◆ **Problem requirements**: Retype the data below without altering anything.

◆ **Given data**:
======
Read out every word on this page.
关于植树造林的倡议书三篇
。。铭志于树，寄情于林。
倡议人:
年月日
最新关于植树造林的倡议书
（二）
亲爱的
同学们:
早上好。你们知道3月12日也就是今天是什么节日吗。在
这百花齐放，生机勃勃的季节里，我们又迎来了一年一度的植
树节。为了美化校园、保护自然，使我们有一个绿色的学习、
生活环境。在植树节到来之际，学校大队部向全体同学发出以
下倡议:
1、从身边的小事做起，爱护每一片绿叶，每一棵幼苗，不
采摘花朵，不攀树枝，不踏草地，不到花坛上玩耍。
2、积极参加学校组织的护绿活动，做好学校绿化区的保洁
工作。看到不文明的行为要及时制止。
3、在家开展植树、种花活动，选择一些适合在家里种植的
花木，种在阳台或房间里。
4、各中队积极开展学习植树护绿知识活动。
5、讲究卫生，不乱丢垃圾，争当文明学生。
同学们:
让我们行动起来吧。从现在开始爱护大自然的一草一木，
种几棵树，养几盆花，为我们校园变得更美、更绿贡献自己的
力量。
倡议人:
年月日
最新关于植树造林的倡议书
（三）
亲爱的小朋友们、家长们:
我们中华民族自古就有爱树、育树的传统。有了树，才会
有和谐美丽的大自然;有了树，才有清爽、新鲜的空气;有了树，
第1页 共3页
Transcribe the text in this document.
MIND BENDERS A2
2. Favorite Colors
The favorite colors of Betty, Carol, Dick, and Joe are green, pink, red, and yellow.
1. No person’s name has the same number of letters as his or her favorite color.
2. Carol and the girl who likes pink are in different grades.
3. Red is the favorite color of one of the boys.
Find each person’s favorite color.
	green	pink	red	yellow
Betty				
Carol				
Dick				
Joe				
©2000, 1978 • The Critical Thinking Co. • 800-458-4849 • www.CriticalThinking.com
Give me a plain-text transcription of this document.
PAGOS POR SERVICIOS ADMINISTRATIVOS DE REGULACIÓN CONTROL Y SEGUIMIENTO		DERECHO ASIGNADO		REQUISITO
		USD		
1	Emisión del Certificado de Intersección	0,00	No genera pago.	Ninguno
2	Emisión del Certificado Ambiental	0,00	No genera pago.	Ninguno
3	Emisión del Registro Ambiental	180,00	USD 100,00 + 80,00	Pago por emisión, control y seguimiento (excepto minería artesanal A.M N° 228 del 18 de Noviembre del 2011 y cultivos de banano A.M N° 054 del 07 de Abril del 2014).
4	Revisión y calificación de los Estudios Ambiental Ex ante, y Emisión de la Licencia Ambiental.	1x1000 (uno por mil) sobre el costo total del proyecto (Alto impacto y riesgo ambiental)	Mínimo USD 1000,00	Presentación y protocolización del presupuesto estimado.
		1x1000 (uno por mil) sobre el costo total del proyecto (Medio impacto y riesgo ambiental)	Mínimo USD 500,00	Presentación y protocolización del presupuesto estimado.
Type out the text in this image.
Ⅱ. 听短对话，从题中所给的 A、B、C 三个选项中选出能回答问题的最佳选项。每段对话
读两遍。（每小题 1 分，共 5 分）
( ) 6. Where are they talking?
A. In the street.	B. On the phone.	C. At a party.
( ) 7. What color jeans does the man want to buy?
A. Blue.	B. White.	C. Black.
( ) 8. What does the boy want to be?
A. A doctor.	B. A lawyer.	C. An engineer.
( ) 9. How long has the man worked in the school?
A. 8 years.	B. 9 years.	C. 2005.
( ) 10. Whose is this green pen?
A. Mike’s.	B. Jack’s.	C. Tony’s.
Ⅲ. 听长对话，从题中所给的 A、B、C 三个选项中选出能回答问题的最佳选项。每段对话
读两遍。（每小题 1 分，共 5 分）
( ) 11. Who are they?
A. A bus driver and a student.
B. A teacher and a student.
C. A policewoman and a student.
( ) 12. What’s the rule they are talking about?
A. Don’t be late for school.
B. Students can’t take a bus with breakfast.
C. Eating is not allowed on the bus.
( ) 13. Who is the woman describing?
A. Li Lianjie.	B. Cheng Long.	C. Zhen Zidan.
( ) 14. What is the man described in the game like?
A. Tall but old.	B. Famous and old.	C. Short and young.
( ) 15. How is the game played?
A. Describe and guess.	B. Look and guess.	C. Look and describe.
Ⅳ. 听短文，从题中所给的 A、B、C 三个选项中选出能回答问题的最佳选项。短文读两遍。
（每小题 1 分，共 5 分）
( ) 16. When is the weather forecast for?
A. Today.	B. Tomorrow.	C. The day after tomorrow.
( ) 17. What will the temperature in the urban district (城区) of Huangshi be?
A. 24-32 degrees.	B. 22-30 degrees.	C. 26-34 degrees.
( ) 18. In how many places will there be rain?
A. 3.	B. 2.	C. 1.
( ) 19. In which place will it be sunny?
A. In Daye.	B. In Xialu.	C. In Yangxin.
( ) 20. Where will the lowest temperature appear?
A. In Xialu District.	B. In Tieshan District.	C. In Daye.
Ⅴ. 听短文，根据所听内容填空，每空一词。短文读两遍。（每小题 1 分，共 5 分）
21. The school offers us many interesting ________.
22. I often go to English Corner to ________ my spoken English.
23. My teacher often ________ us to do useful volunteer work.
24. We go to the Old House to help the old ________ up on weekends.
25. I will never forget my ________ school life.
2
======
◆ **Correct response**:
Read out every word on this page.
关于植树造林的倡议书三篇
。。铭志于树，寄情于林。
倡议人:
年月日
最新关于植树造林的倡议书
（二）
亲爱的
同学们:
早上好。你们知道3月12日也就是今天是什么节日吗。在
这百花齐放，生机勃勃的季节里，我们又迎来了一年一度的植
树节。为了美化校园、保护自然，使我们有一个绿色的学习、
生活环境。在植树节到来之际，学校大队部向全体同学发出以
下倡议:
1、从身边的小事做起，爱护每一片绿叶，每一棵幼苗，不
采摘花朵，不攀树枝，不踏草地，不到花坛上玩耍。
2、积极参加学校组织的护绿活动，做好学校绿化区的保洁
工作。看到不文明的行为要及时制止。
3、在家开展植树、种花活动，选择一些适合在家里种植的
花木，种在阳台或房间里。
4、各中队积极开展学习植树护绿知识活动。
5、讲究卫生，不乱丢垃圾，争当文明学生。
同学们:
让我们行动起来吧。从现在开始爱护大自然的一草一木，
种几棵树，养几盆花，为我们校园变得更美、更绿贡献自己的
力量。
倡议人:
年月日
最新关于植树造林的倡议书
（三）
亲爱的小朋友们、家长们:
我们中华民族自古就有爱树、育树的传统。有了树，才会
有和谐美丽的大自然;有了树，才有清爽、新鲜的空气;有了树，
第1页 共3页
Transcribe the text in this document.
MIND BENDERS A2
2. Favorite Colors
The favorite colors of Betty, Carol, Dick, and Joe are green, pink, red, and yellow.
1. No person’s name has the same number of letters as his or her favorite color.
2. Carol and the girl who likes pink are in different grades.
3. Red is the favorite color of one of the boys.
Find each person’s favorite color.
	green	pink	red	yellow
Betty				
Carol				
Dick				
Joe				
©2000, 1978 • The Critical Thinking Co. • 800-458-4849 • www.CriticalThinking.com
Give me a plain-text transcription of this document.
PAGOS POR SERVICIOS ADMINISTRATIVOS DE REGULACIÓN CONTROL Y SEGUIMIENTO		DERECHO ASIGNADO		REQUISITO
		USD		
1	Emisión del Certificado de Intersección	0,00	No genera pago.	Ninguno
2	Emisión del Certificado Ambiental	0,00	No genera pago.	Ninguno
3	Emisión del Registro Ambiental	180,00	USD 100,00 + 80,00	Pago por emisión, control y seguimiento (excepto minería artesanal A.M N° 228 del 18 de Noviembre del 2011 y cultivos de banano A.M N° 054 del 07 de Abril del 2014).
4	Revisión y calificación de los Estudios Ambiental Ex ante, y Emisión de la Licencia Ambiental.	1x1000 (uno por mil) sobre el costo total del proyecto (Alto impacto y riesgo ambiental)	Mínimo USD 1000,00	Presentación y protocolización del presupuesto estimado.
		1x1000 (uno por mil) sobre el costo total del proyecto (Medio impacto y riesgo ambiental)	Mínimo USD 500,00	Presentación y protocolización del presupuesto estimado.
Type out the text in this image.
Ⅱ. 听短对话，从题中所给的 A、B、C 三个选项中选出能回答问题的最佳选项。每段对话
读两遍。（每小题 1 分，共 5 分）
( ) 6. Where are they talking?
A. In the street.	B. On the phone.	C. At a party.
( ) 7. What color jeans does the man want to buy?
A. Blue.	B. White.	C. Black.
( ) 8. What does the boy want to be?
A. A doctor.	B. A lawyer.	C. An engineer.
( ) 9. How long has the man worked in the school?
A. 8 years.	B. 9 years.	C. 2005.
( ) 10. Whose is this green pen?
A. Mike’s.	B. Jack’s.	C. Tony’s.
Ⅲ. 听长对话，从题中所给的 A、B、C 三个选项中选出能回答问题的最佳选项。每段对话
读两遍。（每小题 1 分，共 5 分）
( ) 11. Who are they?
A. A bus driver and a student.
B. A teacher and a student.
C. A policewoman and a student.
( ) 12. What’s the rule they are talking about?
A. Don’t be late for school.
B. Students can’t take a bus with breakfast.
C. Eating is not allowed on the bus.
( ) 13. Who is the woman describing?
A. Li Lianjie.	B. Cheng Long.	C. Zhen Zidan.
( ) 14. What is the man described in the game like?
A. Tall but old.	B. Famous and old.	C. Short and young.
( ) 15. How is the game played?
A. Describe and guess.	B. Look and guess.	C. Look and describe.
Ⅳ. 听短文，从题中所给的 A、B、C 三个选项中选出能回答问题的最佳选项。短文读两遍。
（每小题 1 分，共 5 分）
( ) 16. When is the weather forecast for?
A. Today.	B. Tomorrow.	C. The day after tomorrow.
( ) 17. What will the temperature in the urban district (城区) of Huangshi be?
A. 24-32 degrees.	B. 22-30 degrees.	C. 26-34 degrees.
( ) 18. In how many places will there be rain?
A. 3.	B. 2.	C. 1.
( ) 19. In which place will it be sunny?
A. In Daye.	B. In Xialu.	C. In Yangxin.
( ) 20. Where will the lowest temperature appear?
A. In Xialu District.	B. In Tieshan District.	C. In Daye.
Ⅴ. 听短文，根据所听内容填空，每空一词。短文读两遍。（每小题 1 分，共 5 分）
21. The school offers us many interesting ________.
22. I often go to English Corner to ________ my spoken English.
23. My teacher often ________ us to do useful volunteer work.
24. We go to the Old House to help the old ________ up on weekends.
25. I will never forget my ________ school life.
2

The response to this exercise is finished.